EXERCISE »
Filter the entries below, keeping every line that has the word "Print".

[Begin LISTING]

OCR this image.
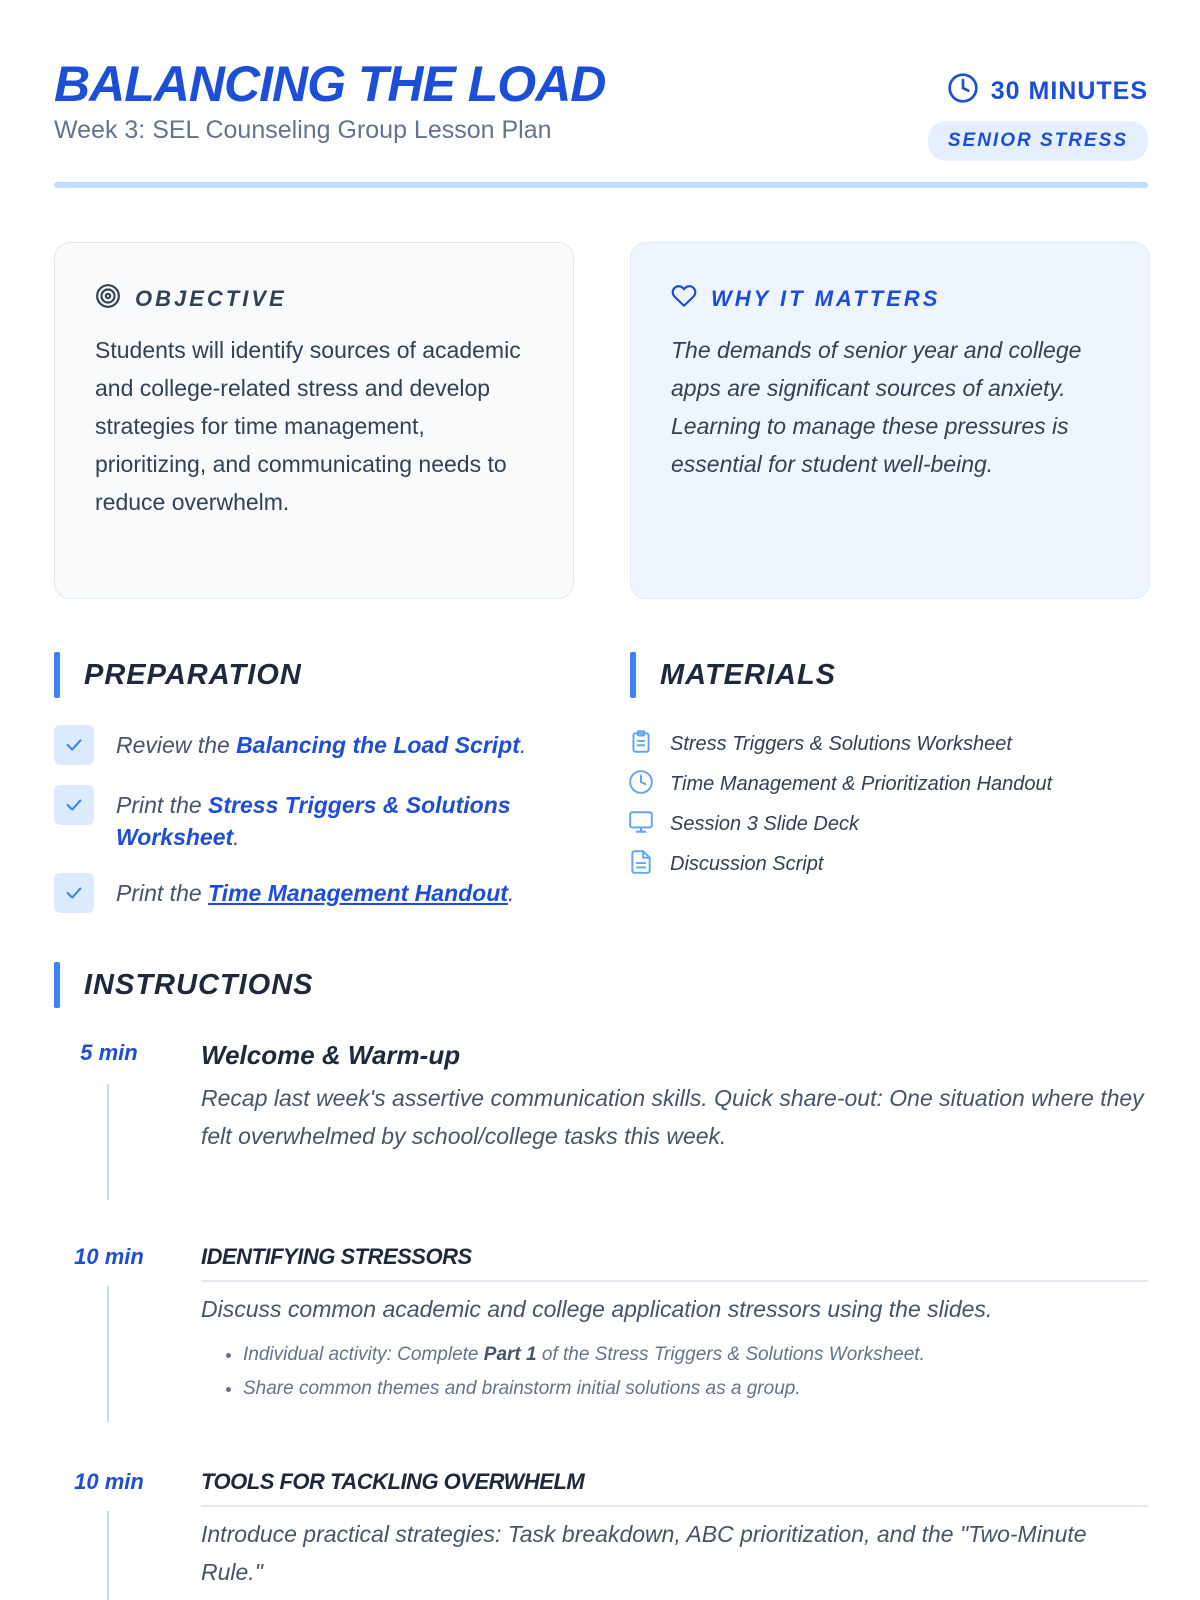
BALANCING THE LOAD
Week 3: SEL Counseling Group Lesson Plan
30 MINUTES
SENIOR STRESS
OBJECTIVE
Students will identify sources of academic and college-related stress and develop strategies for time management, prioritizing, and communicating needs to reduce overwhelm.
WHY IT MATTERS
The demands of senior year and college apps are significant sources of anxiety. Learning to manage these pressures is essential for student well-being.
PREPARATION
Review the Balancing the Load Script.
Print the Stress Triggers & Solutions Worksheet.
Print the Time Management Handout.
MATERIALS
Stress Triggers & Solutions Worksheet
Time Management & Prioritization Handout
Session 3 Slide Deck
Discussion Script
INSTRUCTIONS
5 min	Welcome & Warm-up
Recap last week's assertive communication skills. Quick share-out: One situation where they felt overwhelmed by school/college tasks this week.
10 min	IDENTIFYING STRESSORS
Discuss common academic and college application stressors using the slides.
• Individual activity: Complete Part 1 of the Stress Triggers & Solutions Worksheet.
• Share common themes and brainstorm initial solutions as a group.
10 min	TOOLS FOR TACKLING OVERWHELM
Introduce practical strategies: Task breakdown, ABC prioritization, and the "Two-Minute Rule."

[End LISTING]
[Begin LISTING]

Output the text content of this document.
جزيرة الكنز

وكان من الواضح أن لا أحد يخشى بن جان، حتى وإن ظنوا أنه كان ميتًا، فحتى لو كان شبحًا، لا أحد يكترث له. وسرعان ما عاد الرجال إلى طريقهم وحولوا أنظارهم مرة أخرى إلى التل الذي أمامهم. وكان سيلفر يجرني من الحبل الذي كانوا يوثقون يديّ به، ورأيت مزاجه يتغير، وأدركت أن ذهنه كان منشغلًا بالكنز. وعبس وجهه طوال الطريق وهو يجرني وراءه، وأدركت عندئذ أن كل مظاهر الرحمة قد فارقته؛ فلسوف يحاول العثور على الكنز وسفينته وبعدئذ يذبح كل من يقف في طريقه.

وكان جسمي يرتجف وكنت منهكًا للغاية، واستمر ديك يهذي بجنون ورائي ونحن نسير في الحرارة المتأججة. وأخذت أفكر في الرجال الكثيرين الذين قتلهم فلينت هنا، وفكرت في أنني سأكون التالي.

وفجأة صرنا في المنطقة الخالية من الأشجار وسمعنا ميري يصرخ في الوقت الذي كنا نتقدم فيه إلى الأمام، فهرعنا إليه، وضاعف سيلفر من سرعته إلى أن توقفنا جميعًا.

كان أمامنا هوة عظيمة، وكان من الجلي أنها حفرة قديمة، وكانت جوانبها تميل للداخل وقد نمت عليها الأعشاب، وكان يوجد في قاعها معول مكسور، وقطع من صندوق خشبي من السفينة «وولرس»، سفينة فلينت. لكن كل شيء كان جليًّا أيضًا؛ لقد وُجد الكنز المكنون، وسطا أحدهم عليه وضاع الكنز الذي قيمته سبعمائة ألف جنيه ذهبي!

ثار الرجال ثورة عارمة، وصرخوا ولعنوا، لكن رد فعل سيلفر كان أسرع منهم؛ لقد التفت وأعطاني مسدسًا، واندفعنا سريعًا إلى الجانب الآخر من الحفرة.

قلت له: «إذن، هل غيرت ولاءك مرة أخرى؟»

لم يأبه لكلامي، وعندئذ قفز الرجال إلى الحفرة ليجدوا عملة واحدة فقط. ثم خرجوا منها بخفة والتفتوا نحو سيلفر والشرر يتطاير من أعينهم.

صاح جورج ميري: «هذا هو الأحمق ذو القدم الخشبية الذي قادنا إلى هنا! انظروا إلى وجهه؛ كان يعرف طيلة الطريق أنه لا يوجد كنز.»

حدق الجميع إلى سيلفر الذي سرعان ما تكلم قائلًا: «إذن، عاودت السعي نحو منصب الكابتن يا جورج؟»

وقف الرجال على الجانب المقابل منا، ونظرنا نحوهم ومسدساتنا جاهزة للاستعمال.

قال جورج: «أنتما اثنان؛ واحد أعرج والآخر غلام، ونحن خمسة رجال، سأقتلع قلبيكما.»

[End LISTING]

WRITTEN ANSWER »
Print the Stress Triggers & Solutions Worksheet.
Print the Time Management Handout.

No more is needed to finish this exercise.